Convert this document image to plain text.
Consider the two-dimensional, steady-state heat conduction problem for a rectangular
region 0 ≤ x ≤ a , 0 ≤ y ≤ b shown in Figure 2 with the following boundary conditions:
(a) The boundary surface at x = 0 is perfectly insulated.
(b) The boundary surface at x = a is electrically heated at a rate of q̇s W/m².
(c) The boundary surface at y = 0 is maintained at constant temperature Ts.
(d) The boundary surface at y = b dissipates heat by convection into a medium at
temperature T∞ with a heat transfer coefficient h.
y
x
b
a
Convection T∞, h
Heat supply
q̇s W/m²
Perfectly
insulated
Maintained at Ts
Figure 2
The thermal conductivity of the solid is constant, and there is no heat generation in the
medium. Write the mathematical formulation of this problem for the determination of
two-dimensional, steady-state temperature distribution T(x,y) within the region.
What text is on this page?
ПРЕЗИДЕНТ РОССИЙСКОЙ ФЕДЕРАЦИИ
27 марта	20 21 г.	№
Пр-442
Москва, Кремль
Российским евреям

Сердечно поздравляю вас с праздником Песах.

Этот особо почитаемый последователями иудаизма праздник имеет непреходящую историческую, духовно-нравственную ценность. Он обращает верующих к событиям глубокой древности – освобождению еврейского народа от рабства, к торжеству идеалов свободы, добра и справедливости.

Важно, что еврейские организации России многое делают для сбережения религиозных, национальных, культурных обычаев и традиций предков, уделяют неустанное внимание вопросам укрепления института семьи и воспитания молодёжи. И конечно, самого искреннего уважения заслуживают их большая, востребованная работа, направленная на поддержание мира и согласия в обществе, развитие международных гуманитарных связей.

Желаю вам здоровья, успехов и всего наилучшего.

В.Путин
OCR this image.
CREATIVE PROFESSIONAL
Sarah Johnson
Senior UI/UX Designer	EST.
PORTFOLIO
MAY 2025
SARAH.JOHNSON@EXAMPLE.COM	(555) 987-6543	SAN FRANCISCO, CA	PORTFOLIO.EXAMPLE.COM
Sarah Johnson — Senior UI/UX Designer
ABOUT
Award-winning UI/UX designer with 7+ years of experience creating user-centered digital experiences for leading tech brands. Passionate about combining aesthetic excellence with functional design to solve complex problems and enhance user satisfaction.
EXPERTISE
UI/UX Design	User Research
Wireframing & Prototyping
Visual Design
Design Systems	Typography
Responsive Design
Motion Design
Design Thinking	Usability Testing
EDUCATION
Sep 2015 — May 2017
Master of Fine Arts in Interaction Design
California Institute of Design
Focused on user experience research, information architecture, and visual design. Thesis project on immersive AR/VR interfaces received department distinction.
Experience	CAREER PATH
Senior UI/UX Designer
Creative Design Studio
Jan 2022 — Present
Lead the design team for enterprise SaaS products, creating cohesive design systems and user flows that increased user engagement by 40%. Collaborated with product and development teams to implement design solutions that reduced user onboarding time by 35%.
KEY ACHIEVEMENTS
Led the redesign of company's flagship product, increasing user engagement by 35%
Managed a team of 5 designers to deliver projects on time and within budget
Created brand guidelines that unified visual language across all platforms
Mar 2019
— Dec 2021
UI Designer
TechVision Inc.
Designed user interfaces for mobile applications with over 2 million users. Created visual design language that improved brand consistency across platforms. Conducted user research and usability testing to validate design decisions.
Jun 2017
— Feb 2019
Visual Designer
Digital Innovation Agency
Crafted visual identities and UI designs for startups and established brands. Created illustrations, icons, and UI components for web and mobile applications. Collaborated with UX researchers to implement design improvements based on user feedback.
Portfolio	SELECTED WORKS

— SHORT EXERCISE —
Using the material above, print every entry exactly as written.

— WRITTEN ANSWER —
Convert this document image to plain text.
Consider the two-dimensional, steady-state heat conduction problem for a rectangular
region 0 ≤ x ≤ a , 0 ≤ y ≤ b shown in Figure 2 with the following boundary conditions:
(a) The boundary surface at x = 0 is perfectly insulated.
(b) The boundary surface at x = a is electrically heated at a rate of q̇s W/m².
(c) The boundary surface at y = 0 is maintained at constant temperature Ts.
(d) The boundary surface at y = b dissipates heat by convection into a medium at
temperature T∞ with a heat transfer coefficient h.
y
x
b
a
Convection T∞, h
Heat supply
q̇s W/m²
Perfectly
insulated
Maintained at Ts
Figure 2
The thermal conductivity of the solid is constant, and there is no heat generation in the
medium. Write the mathematical formulation of this problem for the determination of
two-dimensional, steady-state temperature distribution T(x,y) within the region.
What text is on this page?
ПРЕЗИДЕНТ РОССИЙСКОЙ ФЕДЕРАЦИИ
27 марта	20 21 г.	№
Пр-442
Москва, Кремль
Российским евреям

Сердечно поздравляю вас с праздником Песах.

Этот особо почитаемый последователями иудаизма праздник имеет непреходящую историческую, духовно-нравственную ценность. Он обращает верующих к событиям глубокой древности – освобождению еврейского народа от рабства, к торжеству идеалов свободы, добра и справедливости.

Важно, что еврейские организации России многое делают для сбережения религиозных, национальных, культурных обычаев и традиций предков, уделяют неустанное внимание вопросам укрепления института семьи и воспитания молодёжи. И конечно, самого искреннего уважения заслуживают их большая, востребованная работа, направленная на поддержание мира и согласия в обществе, развитие международных гуманитарных связей.

Желаю вам здоровья, успехов и всего наилучшего.

В.Путин
OCR this image.
CREATIVE PROFESSIONAL
Sarah Johnson
Senior UI/UX Designer	EST.
PORTFOLIO
MAY 2025
SARAH.JOHNSON@EXAMPLE.COM	(555) 987-6543	SAN FRANCISCO, CA	PORTFOLIO.EXAMPLE.COM
Sarah Johnson — Senior UI/UX Designer
ABOUT
Award-winning UI/UX designer with 7+ years of experience creating user-centered digital experiences for leading tech brands. Passionate about combining aesthetic excellence with functional design to solve complex problems and enhance user satisfaction.
EXPERTISE
UI/UX Design	User Research
Wireframing & Prototyping
Visual Design
Design Systems	Typography
Responsive Design
Motion Design
Design Thinking	Usability Testing
EDUCATION
Sep 2015 — May 2017
Master of Fine Arts in Interaction Design
California Institute of Design
Focused on user experience research, information architecture, and visual design. Thesis project on immersive AR/VR interfaces received department distinction.
Experience	CAREER PATH
Senior UI/UX Designer
Creative Design Studio
Jan 2022 — Present
Lead the design team for enterprise SaaS products, creating cohesive design systems and user flows that increased user engagement by 40%. Collaborated with product and development teams to implement design solutions that reduced user onboarding time by 35%.
KEY ACHIEVEMENTS
Led the redesign of company's flagship product, increasing user engagement by 35%
Managed a team of 5 designers to deliver projects on time and within budget
Created brand guidelines that unified visual language across all platforms
Mar 2019
— Dec 2021
UI Designer
TechVision Inc.
Designed user interfaces for mobile applications with over 2 million users. Created visual design language that improved brand consistency across platforms. Conducted user research and usability testing to validate design decisions.
Jun 2017
— Feb 2019
Visual Designer
Digital Innovation Agency
Crafted visual identities and UI designs for startups and established brands. Created illustrations, icons, and UI components for web and mobile applications. Collaborated with UX researchers to implement design improvements based on user feedback.
Portfolio	SELECTED WORKS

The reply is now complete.